Exercise objective: Below are the records. List every line holding the word "Ξενοδοχείο".

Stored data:

_ _ _

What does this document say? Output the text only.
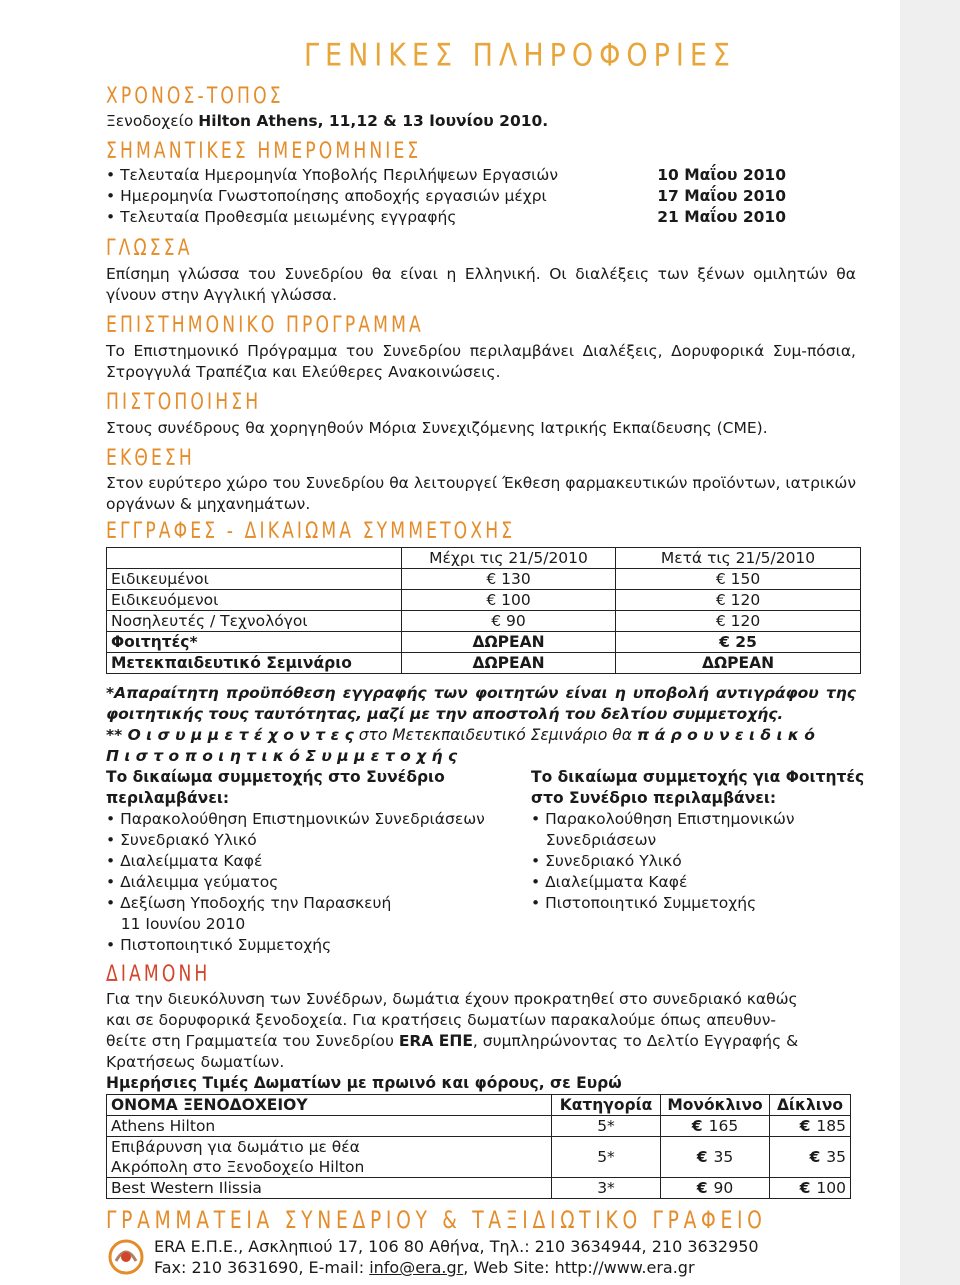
ΓΕΝΙΚΕΣ ΠΛΗΡΟΦΟΡΙΕΣ
ΧΡΟΝΟΣ-ΤΟΠΟΣ
Ξενοδοχείο Hilton Athens, 11,12 & 13 Ιουνίου 2010.
ΣΗΜΑΝΤΙΚΕΣ ΗΜΕΡΟΜΗΝΙΕΣ
• Τελευταία Ημερομηνία Υποβολής Περιλήψεων Εργασιών	10 Μαΐου 2010
• Ημερομηνία Γνωστοποίησης αποδοχής εργασιών μέχρι	17 Μαΐου 2010
• Τελευταία Προθεσμία μειωμένης εγγραφής	21 Μαΐου 2010
ΓΛΩΣΣΑ
Επίσημη γλώσσα του Συνεδρίου θα είναι η Ελληνική. Οι διαλέξεις των ξένων ομιλητών θα γίνουν στην Αγγλική γλώσσα.
ΕΠΙΣΤΗΜΟΝΙΚΟ ΠΡΟΓΡΑΜΜΑ
Το Επιστημονικό Πρόγραμμα του Συνεδρίου περιλαμβάνει Διαλέξεις, Δορυφορικά Συμ-πόσια, Στρογγυλά Τραπέζια και Ελεύθερες Ανακοινώσεις.
ΠΙΣΤΟΠΟΙΗΣΗ
Στους συνέδρους θα χορηγηθούν Μόρια Συνεχιζόμενης Ιατρικής Εκπαίδευσης (CME).
ΕΚΘΕΣΗ
Στον ευρύτερο χώρο του Συνεδρίου θα λειτουργεί Έκθεση φαρμακευτικών προϊόντων, ιατρικών οργάνων & μηχανημάτων.
ΕΓΓΡΑΦΕΣ - ΔΙΚΑΙΩΜΑ ΣΥΜΜΕΤΟΧΗΣ
	Μέχρι τις 21/5/2010	Μετά τις 21/5/2010
Ειδικευμένοι	€ 130	€ 150
Ειδικευόμενοι	€ 100	€ 120
Νοσηλευτές / Τεχνολόγοι	€ 90	€ 120
Φοιτητές*	ΔΩΡΕΑΝ	€ 25
Μετεκπαιδευτικό Σεμινάριο	ΔΩΡΕΑΝ	ΔΩΡΕΑΝ
*Απαραίτητη προϋπόθεση εγγραφής των φοιτητών είναι η υποβολή αντιγράφου της φοιτητικής τους ταυτότητας, μαζί με την αποστολή του δελτίου συμμετοχής.
** Ο ι σ υ μ μ ε τ έ χ ο ν τ ε ς στο Μετεκπαιδευτικό Σεμινάριο θα π ά ρ ο υ ν ε ι δ ι κ ό
Π ι σ τ ο π ο ι η τ ι κ ό Σ υ μ μ ε τ ο χ ή ς
Το δικαίωμα συμμετοχής στο Συνέδριο
περιλαμβάνει:
• Παρακολούθηση Επιστημονικών Συνεδριάσεων
• Συνεδριακό Υλικό
• Διαλείμματα Καφέ
• Διάλειμμα γεύματος
• Δεξίωση Υποδοχής την Παρασκευή
11 Ιουνίου 2010
• Πιστοποιητικό Συμμετοχής
Το δικαίωμα συμμετοχής για Φοιτητές
στο Συνέδριο περιλαμβάνει:
• Παρακολούθηση Επιστημονικών
Συνεδριάσεων
• Συνεδριακό Υλικό
• Διαλείμματα Καφέ
• Πιστοποιητικό Συμμετοχής
ΔΙΑΜΟΝΗ
Για την διευκόλυνση των Συνέδρων, δωμάτια έχουν προκρατηθεί στο συνεδριακό καθώς
και σε δορυφορικά ξενοδοχεία. Για κρατήσεις δωματίων παρακαλούμε όπως απευθυν-
θείτε στη Γραμματεία του Συνεδρίου ERA ΕΠΕ, συμπληρώνοντας το Δελτίο Εγγραφής &
Κρατήσεως δωματίων.
Ημερήσιες Τιμές Δωματίων με πρωινό και φόρους, σε Ευρώ
ΟΝΟΜΑ ΞΕΝΟΔΟΧΕΙΟΥ	Κατηγορία	Μονόκλινο	Δίκλινο
Athens Hilton	5*	€ 165	€ 185
Επιβάρυνση για δωμάτιο με θέα Ακρόπολη στο Ξενοδοχείο Hilton	5*	€ 35	€ 35
Best Western Ilissia	3*	€ 90	€ 100
ΓΡΑΜΜΑΤΕΙΑ ΣΥΝΕΔΡΙΟΥ & ΤΑΞΙΔΙΩΤΙΚΟ ΓΡΑΦΕΙΟ
ERA Ε.Π.Ε., Ασκληπιού 17, 106 80 Αθήνα, Τηλ.: 210 3634944, 210 3632950
Fax: 210 3631690, E-mail: info@era.gr, Web Site: http://www.era.gr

_ _ _

Solution to this task:
Ξενοδοχείο Hilton Athens, 11,12 & 13 Ιουνίου 2010.
Επιβάρυνση για δωμάτιο με θέα Ακρόπολη στο Ξενοδοχείο Hilton	5*	€ 35	€ 35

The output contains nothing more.